- [Instructions to follow]
Reproduce the entire listing word for word.

Extracted records
## start

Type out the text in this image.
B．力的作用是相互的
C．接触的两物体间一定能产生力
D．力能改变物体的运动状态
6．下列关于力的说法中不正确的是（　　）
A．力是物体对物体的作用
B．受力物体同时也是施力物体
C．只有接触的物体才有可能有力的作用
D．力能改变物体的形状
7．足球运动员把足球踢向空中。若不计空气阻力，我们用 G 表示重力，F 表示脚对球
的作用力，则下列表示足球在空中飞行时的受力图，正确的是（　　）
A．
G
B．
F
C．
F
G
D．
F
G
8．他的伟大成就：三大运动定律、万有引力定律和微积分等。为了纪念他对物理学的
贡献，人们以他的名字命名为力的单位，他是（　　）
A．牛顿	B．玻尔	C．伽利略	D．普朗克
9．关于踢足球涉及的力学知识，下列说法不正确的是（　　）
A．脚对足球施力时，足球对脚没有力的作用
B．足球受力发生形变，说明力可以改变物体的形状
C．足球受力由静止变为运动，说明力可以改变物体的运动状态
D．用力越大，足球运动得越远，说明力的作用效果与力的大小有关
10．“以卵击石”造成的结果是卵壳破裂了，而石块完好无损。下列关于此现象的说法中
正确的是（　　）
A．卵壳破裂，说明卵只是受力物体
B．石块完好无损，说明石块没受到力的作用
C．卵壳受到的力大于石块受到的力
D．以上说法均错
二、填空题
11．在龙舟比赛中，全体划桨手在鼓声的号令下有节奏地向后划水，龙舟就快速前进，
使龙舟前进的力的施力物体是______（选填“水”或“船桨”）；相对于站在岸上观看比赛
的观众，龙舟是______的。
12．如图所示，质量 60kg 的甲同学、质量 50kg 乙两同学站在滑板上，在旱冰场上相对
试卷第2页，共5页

## end

- [Solution to the exercise]
Type out the text in this image.
B．力的作用是相互的
C．接触的两物体间一定能产生力
D．力能改变物体的运动状态
6．下列关于力的说法中不正确的是（　　）
A．力是物体对物体的作用
B．受力物体同时也是施力物体
C．只有接触的物体才有可能有力的作用
D．力能改变物体的形状
7．足球运动员把足球踢向空中。若不计空气阻力，我们用 G 表示重力，F 表示脚对球
的作用力，则下列表示足球在空中飞行时的受力图，正确的是（　　）
A．
G
B．
F
C．
F
G
D．
F
G
8．他的伟大成就：三大运动定律、万有引力定律和微积分等。为了纪念他对物理学的
贡献，人们以他的名字命名为力的单位，他是（　　）
A．牛顿	B．玻尔	C．伽利略	D．普朗克
9．关于踢足球涉及的力学知识，下列说法不正确的是（　　）
A．脚对足球施力时，足球对脚没有力的作用
B．足球受力发生形变，说明力可以改变物体的形状
C．足球受力由静止变为运动，说明力可以改变物体的运动状态
D．用力越大，足球运动得越远，说明力的作用效果与力的大小有关
10．“以卵击石”造成的结果是卵壳破裂了，而石块完好无损。下列关于此现象的说法中
正确的是（　　）
A．卵壳破裂，说明卵只是受力物体
B．石块完好无损，说明石块没受到力的作用
C．卵壳受到的力大于石块受到的力
D．以上说法均错
二、填空题
11．在龙舟比赛中，全体划桨手在鼓声的号令下有节奏地向后划水，龙舟就快速前进，
使龙舟前进的力的施力物体是______（选填“水”或“船桨”）；相对于站在岸上观看比赛
的观众，龙舟是______的。
12．如图所示，质量 60kg 的甲同学、质量 50kg 乙两同学站在滑板上，在旱冰场上相对
试卷第2页，共5页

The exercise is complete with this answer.